▶ [What needs to be done]: Gather all lines in the entries that include the word "pocket".

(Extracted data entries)
★ ★ ★ ★

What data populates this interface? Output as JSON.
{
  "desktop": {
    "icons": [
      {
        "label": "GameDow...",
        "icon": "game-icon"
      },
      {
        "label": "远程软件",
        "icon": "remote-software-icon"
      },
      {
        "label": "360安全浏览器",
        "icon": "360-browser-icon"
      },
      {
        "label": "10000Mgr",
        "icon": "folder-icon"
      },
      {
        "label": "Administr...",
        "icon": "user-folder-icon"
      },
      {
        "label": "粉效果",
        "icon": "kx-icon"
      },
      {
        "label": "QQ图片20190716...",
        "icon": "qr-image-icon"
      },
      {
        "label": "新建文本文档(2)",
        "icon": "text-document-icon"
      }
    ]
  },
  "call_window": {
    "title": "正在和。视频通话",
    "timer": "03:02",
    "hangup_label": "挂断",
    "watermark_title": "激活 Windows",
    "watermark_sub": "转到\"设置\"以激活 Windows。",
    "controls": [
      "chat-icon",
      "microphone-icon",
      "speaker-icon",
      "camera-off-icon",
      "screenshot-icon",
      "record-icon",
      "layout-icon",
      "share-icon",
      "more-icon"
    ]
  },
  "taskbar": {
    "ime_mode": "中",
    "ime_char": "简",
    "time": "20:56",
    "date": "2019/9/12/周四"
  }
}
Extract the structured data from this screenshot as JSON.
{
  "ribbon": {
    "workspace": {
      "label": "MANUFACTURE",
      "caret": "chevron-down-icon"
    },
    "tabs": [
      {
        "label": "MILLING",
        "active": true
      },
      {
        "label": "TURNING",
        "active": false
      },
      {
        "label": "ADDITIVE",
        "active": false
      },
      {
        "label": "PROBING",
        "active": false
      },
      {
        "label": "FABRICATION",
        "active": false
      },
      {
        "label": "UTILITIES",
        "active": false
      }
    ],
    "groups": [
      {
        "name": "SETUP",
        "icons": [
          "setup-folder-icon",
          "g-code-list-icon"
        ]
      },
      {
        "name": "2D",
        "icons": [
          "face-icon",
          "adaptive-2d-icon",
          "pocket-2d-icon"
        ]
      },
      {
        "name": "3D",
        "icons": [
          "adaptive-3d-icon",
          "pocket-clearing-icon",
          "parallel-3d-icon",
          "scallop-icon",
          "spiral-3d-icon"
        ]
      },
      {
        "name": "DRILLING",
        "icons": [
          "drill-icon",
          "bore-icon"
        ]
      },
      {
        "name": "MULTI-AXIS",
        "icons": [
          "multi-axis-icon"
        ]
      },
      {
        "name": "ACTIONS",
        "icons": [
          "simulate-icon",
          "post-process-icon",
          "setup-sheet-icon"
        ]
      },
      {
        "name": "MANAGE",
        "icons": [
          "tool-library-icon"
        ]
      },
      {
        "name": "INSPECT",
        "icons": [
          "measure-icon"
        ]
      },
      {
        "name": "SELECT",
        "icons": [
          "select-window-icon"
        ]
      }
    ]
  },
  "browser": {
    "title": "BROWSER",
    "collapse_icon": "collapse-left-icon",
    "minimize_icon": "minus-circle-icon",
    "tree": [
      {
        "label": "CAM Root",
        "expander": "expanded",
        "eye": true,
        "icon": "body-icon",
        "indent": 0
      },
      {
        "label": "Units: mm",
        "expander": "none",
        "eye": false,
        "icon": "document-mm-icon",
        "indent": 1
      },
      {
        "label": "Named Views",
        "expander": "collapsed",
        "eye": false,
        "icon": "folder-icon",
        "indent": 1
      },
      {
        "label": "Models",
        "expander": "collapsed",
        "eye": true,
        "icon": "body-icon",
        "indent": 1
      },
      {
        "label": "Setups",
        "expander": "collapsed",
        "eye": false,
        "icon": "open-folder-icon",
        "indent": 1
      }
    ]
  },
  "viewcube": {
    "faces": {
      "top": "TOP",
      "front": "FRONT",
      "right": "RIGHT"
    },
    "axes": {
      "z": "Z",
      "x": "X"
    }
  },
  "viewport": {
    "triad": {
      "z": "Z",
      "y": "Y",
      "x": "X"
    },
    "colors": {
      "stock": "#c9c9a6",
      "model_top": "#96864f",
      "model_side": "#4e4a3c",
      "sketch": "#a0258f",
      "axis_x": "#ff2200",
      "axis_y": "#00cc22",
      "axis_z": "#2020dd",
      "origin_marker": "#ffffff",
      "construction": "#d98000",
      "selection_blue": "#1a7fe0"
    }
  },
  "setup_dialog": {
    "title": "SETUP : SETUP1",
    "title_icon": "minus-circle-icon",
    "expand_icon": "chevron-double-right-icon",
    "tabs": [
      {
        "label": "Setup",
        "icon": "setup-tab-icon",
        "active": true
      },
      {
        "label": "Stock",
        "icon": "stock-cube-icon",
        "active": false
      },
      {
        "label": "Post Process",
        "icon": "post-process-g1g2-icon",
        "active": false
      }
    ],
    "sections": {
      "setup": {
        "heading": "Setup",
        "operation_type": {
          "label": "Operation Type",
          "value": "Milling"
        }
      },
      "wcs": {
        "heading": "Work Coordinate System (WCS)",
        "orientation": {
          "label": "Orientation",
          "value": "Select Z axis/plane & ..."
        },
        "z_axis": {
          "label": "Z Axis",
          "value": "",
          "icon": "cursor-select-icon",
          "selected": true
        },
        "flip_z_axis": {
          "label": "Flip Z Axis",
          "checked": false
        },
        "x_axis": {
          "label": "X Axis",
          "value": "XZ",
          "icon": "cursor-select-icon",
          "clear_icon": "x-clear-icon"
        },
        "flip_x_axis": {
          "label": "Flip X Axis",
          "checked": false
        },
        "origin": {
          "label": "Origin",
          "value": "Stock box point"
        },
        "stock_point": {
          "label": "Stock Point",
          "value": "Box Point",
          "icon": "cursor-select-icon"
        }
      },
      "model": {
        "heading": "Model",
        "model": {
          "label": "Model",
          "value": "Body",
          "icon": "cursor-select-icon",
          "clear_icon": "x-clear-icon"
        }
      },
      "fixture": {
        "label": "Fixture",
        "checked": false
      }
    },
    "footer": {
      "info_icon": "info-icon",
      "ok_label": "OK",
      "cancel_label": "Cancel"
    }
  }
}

★ ★ ★ ★

▶ [Answer to the task]:
          "pocket-2d-icon"
          "pocket-clearing-icon",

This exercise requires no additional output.